### Data supplied:
——————————
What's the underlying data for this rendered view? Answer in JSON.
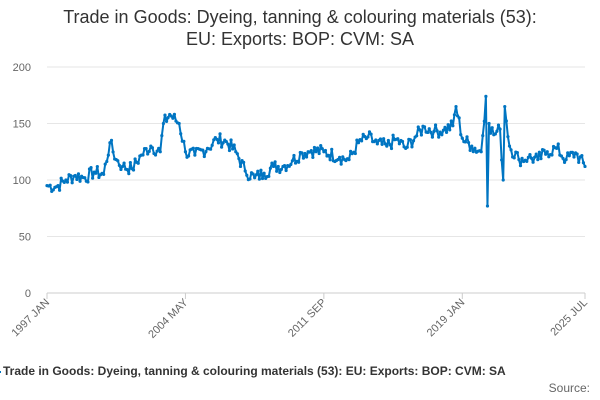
{
  "chart_data": {
    "type": "line",
    "title_line1": "Trade in Goods: Dyeing, tanning & colouring materials (53):",
    "title_line2": "EU: Exports: BOP: CVM: SA",
    "y_ticks": [
      "0",
      "50",
      "100",
      "150",
      "200"
    ],
    "ylim": [
      0,
      200
    ],
    "x_tick_labels": [
      "1997 JAN",
      "2004 MAY",
      "2011 SEP",
      "2019 JAN",
      "2025 JUL"
    ],
    "grid": "horizontal",
    "legend_position": "bottom",
    "legend_label": "Trade in Goods: Dyeing, tanning & colouring materials (53): EU: Exports: BOP: CVM: SA",
    "source_label": "Source:",
    "series_color": "#0075c2",
    "series": [
      {
        "name": "Trade in Goods: Dyeing, tanning & colouring materials (53): EU: Exports: BOP: CVM: SA",
        "x_start": "1997 JAN",
        "frequency": "monthly",
        "anchors": [
          {
            "date": "1997 JAN",
            "value": 95
          },
          {
            "date": "1997 JUL",
            "value": 94
          },
          {
            "date": "1998 JAN",
            "value": 100
          },
          {
            "date": "1998 JUL",
            "value": 104
          },
          {
            "date": "1999 JAN",
            "value": 102
          },
          {
            "date": "1999 JUL",
            "value": 107
          },
          {
            "date": "2000 JAN",
            "value": 105
          },
          {
            "date": "2000 MAY",
            "value": 133
          },
          {
            "date": "2000 SEP",
            "value": 118
          },
          {
            "date": "2001 JAN",
            "value": 112
          },
          {
            "date": "2001 JUL",
            "value": 110
          },
          {
            "date": "2002 JAN",
            "value": 122
          },
          {
            "date": "2002 JUL",
            "value": 130
          },
          {
            "date": "2003 JAN",
            "value": 125
          },
          {
            "date": "2003 MAR",
            "value": 150
          },
          {
            "date": "2003 JUL",
            "value": 158
          },
          {
            "date": "2004 JAN",
            "value": 150
          },
          {
            "date": "2004 MAY",
            "value": 125
          },
          {
            "date": "2004 NOV",
            "value": 122
          },
          {
            "date": "2005 JUL",
            "value": 128
          },
          {
            "date": "2006 JAN",
            "value": 136
          },
          {
            "date": "2006 JUL",
            "value": 134
          },
          {
            "date": "2007 JAN",
            "value": 125
          },
          {
            "date": "2007 JUL",
            "value": 108
          },
          {
            "date": "2008 JAN",
            "value": 102
          },
          {
            "date": "2008 JUL",
            "value": 106
          },
          {
            "date": "2009 JAN",
            "value": 112
          },
          {
            "date": "2009 JUL",
            "value": 112
          },
          {
            "date": "2010 JAN",
            "value": 117
          },
          {
            "date": "2010 JUL",
            "value": 124
          },
          {
            "date": "2011 JAN",
            "value": 126
          },
          {
            "date": "2011 SEP",
            "value": 125
          },
          {
            "date": "2012 JUL",
            "value": 120
          },
          {
            "date": "2013 JAN",
            "value": 118
          },
          {
            "date": "2013 JUL",
            "value": 133
          },
          {
            "date": "2014 JAN",
            "value": 138
          },
          {
            "date": "2014 JUL",
            "value": 132
          },
          {
            "date": "2015 JAN",
            "value": 130
          },
          {
            "date": "2015 JUL",
            "value": 136
          },
          {
            "date": "2016 JAN",
            "value": 128
          },
          {
            "date": "2016 JUL",
            "value": 138
          },
          {
            "date": "2017 JAN",
            "value": 147
          },
          {
            "date": "2017 JUL",
            "value": 143
          },
          {
            "date": "2018 JAN",
            "value": 144
          },
          {
            "date": "2018 JUL",
            "value": 148
          },
          {
            "date": "2018 SEP",
            "value": 165
          },
          {
            "date": "2019 JAN",
            "value": 137
          },
          {
            "date": "2019 JUL",
            "value": 130
          },
          {
            "date": "2020 JAN",
            "value": 125
          },
          {
            "date": "2020 APR",
            "value": 174
          },
          {
            "date": "2020 MAY",
            "value": 77
          },
          {
            "date": "2020 JUN",
            "value": 150
          },
          {
            "date": "2020 SEP",
            "value": 140
          },
          {
            "date": "2021 JAN",
            "value": 145
          },
          {
            "date": "2021 MAR",
            "value": 100
          },
          {
            "date": "2021 APR",
            "value": 165
          },
          {
            "date": "2021 JUL",
            "value": 130
          },
          {
            "date": "2022 JAN",
            "value": 118
          },
          {
            "date": "2022 JUL",
            "value": 120
          },
          {
            "date": "2023 JAN",
            "value": 118
          },
          {
            "date": "2023 JUL",
            "value": 125
          },
          {
            "date": "2024 JAN",
            "value": 128
          },
          {
            "date": "2024 JUL",
            "value": 118
          },
          {
            "date": "2025 JAN",
            "value": 124
          },
          {
            "date": "2025 JUL",
            "value": 112
          }
        ]
      }
    ]
  }
}
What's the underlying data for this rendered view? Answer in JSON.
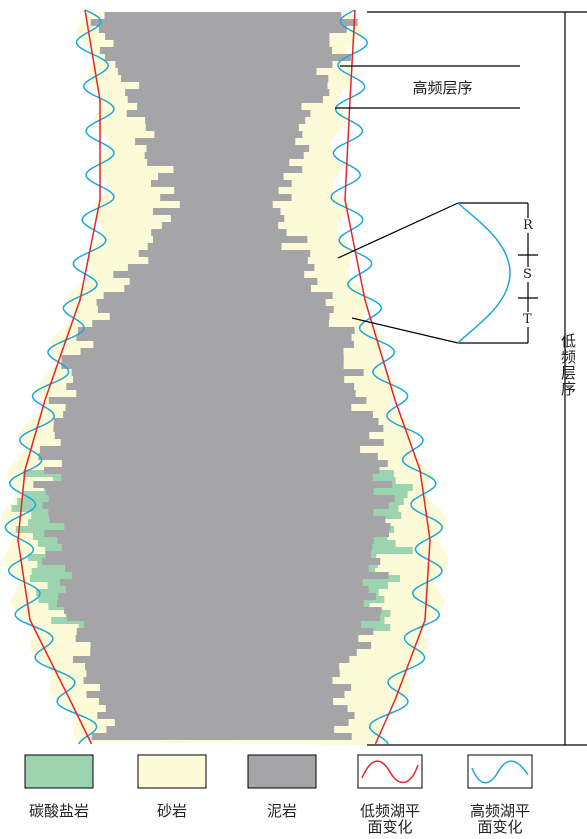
{
  "diagram": {
    "high_freq_sequence": "高频层序",
    "low_freq_sequence": "低频层序",
    "cycle_parts": [
      "R",
      "S",
      "T"
    ],
    "legend": [
      {
        "label": "碳酸盐岩"
      },
      {
        "label": "砂岩"
      },
      {
        "label": "泥岩"
      },
      {
        "label": "低频湖平面变化"
      },
      {
        "label": "高频湖平面变化"
      }
    ]
  }
}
——————————
### Task instructions:
All of the material above should be reproduced exactly, except the pictures.

### Output for this task:
What's the underlying data for this rendered view? Answer in JSON.
{
  "chart_data": {
    "type": "line",
    "title_line1": "Trade in Goods: Dyeing, tanning & colouring materials (53):",
    "title_line2": "EU: Exports: BOP: CVM: SA",
    "y_ticks": [
      "0",
      "50",
      "100",
      "150",
      "200"
    ],
    "ylim": [
      0,
      200
    ],
    "x_tick_labels": [
      "1997 JAN",
      "2004 MAY",
      "2011 SEP",
      "2019 JAN",
      "2025 JUL"
    ],
    "grid": "horizontal",
    "legend_position": "bottom",
    "legend_label": "Trade in Goods: Dyeing, tanning & colouring materials (53): EU: Exports: BOP: CVM: SA",
    "source_label": "Source:",
    "series_color": "#0075c2",
    "series": [
      {
        "name": "Trade in Goods: Dyeing, tanning & colouring materials (53): EU: Exports: BOP: CVM: SA",
        "x_start": "1997 JAN",
        "frequency": "monthly",
        "anchors": [
          {
            "date": "1997 JAN",
            "value": 95
          },
          {
            "date": "1997 JUL",
            "value": 94
          },
          {
            "date": "1998 JAN",
            "value": 100
          },
          {
            "date": "1998 JUL",
            "value": 104
          },
          {
            "date": "1999 JAN",
            "value": 102
          },
          {
            "date": "1999 JUL",
            "value": 107
          },
          {
            "date": "2000 JAN",
            "value": 105
          },
          {
            "date": "2000 MAY",
            "value": 133
          },
          {
            "date": "2000 SEP",
            "value": 118
          },
          {
            "date": "2001 JAN",
            "value": 112
          },
          {
            "date": "2001 JUL",
            "value": 110
          },
          {
            "date": "2002 JAN",
            "value": 122
          },
          {
            "date": "2002 JUL",
            "value": 130
          },
          {
            "date": "2003 JAN",
            "value": 125
          },
          {
            "date": "2003 MAR",
            "value": 150
          },
          {
            "date": "2003 JUL",
            "value": 158
          },
          {
            "date": "2004 JAN",
            "value": 150
          },
          {
            "date": "2004 MAY",
            "value": 125
          },
          {
            "date": "2004 NOV",
            "value": 122
          },
          {
            "date": "2005 JUL",
            "value": 128
          },
          {
            "date": "2006 JAN",
            "value": 136
          },
          {
            "date": "2006 JUL",
            "value": 134
          },
          {
            "date": "2007 JAN",
            "value": 125
          },
          {
            "date": "2007 JUL",
            "value": 108
          },
          {
            "date": "2008 JAN",
            "value": 102
          },
          {
            "date": "2008 JUL",
            "value": 106
          },
          {
            "date": "2009 JAN",
            "value": 112
          },
          {
            "date": "2009 JUL",
            "value": 112
          },
          {
            "date": "2010 JAN",
            "value": 117
          },
          {
            "date": "2010 JUL",
            "value": 124
          },
          {
            "date": "2011 JAN",
            "value": 126
          },
          {
            "date": "2011 SEP",
            "value": 125
          },
          {
            "date": "2012 JUL",
            "value": 120
          },
          {
            "date": "2013 JAN",
            "value": 118
          },
          {
            "date": "2013 JUL",
            "value": 133
          },
          {
            "date": "2014 JAN",
            "value": 138
          },
          {
            "date": "2014 JUL",
            "value": 132
          },
          {
            "date": "2015 JAN",
            "value": 130
          },
          {
            "date": "2015 JUL",
            "value": 136
          },
          {
            "date": "2016 JAN",
            "value": 128
          },
          {
            "date": "2016 JUL",
            "value": 138
          },
          {
            "date": "2017 JAN",
            "value": 147
          },
          {
            "date": "2017 JUL",
            "value": 143
          },
          {
            "date": "2018 JAN",
            "value": 144
          },
          {
            "date": "2018 JUL",
            "value": 148
          },
          {
            "date": "2018 SEP",
            "value": 165
          },
          {
            "date": "2019 JAN",
            "value": 137
          },
          {
            "date": "2019 JUL",
            "value": 130
          },
          {
            "date": "2020 JAN",
            "value": 125
          },
          {
            "date": "2020 APR",
            "value": 174
          },
          {
            "date": "2020 MAY",
            "value": 77
          },
          {
            "date": "2020 JUN",
            "value": 150
          },
          {
            "date": "2020 SEP",
            "value": 140
          },
          {
            "date": "2021 JAN",
            "value": 145
          },
          {
            "date": "2021 MAR",
            "value": 100
          },
          {
            "date": "2021 APR",
            "value": 165
          },
          {
            "date": "2021 JUL",
            "value": 130
          },
          {
            "date": "2022 JAN",
            "value": 118
          },
          {
            "date": "2022 JUL",
            "value": 120
          },
          {
            "date": "2023 JAN",
            "value": 118
          },
          {
            "date": "2023 JUL",
            "value": 125
          },
          {
            "date": "2024 JAN",
            "value": 128
          },
          {
            "date": "2024 JUL",
            "value": 118
          },
          {
            "date": "2025 JAN",
            "value": 124
          },
          {
            "date": "2025 JUL",
            "value": 112
          }
        ]
      }
    ]
  }
}
What's the underlying data for this rendered view? Answer in JSON.
{
  "diagram": {
    "high_freq_sequence": "高频层序",
    "low_freq_sequence": "低频层序",
    "cycle_parts": [
      "R",
      "S",
      "T"
    ],
    "legend": [
      {
        "label": "碳酸盐岩"
      },
      {
        "label": "砂岩"
      },
      {
        "label": "泥岩"
      },
      {
        "label": "低频湖平面变化"
      },
      {
        "label": "高频湖平面变化"
      }
    ]
  }
}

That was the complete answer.